## Set problem
Return the count of lines with the string "this" in them, and nothing else.

## Dataset
>>>

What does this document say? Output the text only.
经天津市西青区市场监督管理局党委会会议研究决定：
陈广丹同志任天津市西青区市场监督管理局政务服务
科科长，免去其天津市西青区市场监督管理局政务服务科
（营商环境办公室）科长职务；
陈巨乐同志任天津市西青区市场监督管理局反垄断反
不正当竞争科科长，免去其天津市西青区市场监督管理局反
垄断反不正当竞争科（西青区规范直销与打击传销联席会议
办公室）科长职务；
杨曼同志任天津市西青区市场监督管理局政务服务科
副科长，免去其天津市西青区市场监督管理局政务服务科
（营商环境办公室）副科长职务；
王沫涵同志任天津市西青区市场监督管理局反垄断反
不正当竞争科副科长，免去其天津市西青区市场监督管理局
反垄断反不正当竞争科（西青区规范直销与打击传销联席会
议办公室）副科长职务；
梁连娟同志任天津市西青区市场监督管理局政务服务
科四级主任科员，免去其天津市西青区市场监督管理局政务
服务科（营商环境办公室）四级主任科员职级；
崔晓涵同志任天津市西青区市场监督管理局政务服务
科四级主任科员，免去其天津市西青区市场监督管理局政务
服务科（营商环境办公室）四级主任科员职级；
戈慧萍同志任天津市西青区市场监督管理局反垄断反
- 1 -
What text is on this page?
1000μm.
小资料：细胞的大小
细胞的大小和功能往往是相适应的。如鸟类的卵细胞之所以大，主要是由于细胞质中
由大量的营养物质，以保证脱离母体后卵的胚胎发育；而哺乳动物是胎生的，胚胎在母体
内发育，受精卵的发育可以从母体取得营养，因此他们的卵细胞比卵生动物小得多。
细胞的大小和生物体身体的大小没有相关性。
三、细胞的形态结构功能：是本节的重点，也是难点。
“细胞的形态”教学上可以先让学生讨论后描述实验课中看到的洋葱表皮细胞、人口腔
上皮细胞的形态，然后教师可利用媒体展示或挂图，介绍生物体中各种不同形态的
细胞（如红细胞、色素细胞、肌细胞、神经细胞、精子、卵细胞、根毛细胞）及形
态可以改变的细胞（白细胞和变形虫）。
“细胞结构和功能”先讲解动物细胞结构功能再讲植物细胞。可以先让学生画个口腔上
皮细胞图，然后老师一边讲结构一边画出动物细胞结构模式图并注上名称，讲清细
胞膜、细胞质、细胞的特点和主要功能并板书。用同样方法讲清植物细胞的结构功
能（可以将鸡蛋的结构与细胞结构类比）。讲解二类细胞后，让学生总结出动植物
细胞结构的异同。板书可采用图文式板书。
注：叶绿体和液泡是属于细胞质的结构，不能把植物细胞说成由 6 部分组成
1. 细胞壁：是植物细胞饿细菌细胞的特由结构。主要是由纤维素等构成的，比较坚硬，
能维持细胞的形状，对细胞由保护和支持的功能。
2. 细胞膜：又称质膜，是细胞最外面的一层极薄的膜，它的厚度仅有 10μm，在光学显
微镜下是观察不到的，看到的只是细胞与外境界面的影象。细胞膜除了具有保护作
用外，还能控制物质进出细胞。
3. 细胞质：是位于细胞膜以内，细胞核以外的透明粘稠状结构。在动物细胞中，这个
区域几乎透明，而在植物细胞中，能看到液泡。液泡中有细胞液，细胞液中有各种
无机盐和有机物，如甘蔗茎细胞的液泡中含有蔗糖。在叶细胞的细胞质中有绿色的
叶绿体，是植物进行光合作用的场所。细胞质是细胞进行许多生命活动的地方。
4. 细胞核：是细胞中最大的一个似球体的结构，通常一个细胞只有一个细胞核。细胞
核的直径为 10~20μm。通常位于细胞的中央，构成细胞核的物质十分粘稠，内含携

<<<

## Answer to the exercise
2